### What is needed
Below is a listing. Gather each line of it that contains "FC東京".

Data records
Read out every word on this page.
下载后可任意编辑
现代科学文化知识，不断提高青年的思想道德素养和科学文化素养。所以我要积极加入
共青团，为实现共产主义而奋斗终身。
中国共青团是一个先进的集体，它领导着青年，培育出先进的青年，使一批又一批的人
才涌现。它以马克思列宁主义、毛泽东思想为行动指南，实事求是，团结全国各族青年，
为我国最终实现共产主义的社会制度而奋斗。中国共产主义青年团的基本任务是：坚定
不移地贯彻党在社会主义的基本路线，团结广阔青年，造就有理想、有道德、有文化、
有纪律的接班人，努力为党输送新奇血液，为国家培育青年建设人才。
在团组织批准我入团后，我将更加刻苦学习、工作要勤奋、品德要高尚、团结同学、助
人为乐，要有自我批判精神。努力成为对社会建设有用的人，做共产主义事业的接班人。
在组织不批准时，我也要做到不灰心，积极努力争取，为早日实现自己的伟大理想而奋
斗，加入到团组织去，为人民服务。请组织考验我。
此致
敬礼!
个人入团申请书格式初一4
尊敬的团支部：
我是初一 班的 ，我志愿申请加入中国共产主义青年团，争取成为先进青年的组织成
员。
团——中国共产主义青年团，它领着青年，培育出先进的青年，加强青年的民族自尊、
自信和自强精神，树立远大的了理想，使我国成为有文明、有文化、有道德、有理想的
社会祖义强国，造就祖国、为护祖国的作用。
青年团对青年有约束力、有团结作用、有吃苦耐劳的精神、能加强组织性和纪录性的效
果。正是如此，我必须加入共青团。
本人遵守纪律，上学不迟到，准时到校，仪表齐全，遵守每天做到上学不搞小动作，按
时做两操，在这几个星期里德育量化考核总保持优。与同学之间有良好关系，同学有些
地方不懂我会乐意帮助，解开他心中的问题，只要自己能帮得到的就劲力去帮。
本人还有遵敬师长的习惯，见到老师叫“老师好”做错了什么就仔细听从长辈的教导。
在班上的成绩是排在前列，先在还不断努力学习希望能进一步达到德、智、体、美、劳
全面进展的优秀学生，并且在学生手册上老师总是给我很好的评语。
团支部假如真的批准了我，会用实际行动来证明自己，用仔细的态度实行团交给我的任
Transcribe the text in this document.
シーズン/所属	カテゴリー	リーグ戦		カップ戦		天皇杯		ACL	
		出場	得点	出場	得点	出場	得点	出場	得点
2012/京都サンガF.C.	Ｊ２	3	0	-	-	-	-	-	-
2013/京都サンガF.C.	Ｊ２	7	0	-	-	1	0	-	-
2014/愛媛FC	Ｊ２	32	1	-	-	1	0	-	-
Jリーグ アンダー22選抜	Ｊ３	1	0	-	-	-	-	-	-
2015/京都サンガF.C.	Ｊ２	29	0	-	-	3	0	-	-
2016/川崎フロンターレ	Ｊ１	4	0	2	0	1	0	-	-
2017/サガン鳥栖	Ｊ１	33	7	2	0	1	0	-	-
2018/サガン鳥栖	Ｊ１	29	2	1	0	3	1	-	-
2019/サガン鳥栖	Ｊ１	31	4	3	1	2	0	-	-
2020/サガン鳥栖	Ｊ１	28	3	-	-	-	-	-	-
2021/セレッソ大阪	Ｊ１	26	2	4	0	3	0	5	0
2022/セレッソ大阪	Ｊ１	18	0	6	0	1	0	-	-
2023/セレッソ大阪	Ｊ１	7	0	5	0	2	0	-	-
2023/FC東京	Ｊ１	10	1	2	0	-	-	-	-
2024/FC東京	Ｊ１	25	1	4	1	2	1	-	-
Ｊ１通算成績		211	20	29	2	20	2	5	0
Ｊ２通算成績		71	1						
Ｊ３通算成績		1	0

### Expected answer
2023/FC東京	Ｊ１	10	1	2	0	-	-	-	-
2024/FC東京	Ｊ１	25	1	4	1	2	1	-	-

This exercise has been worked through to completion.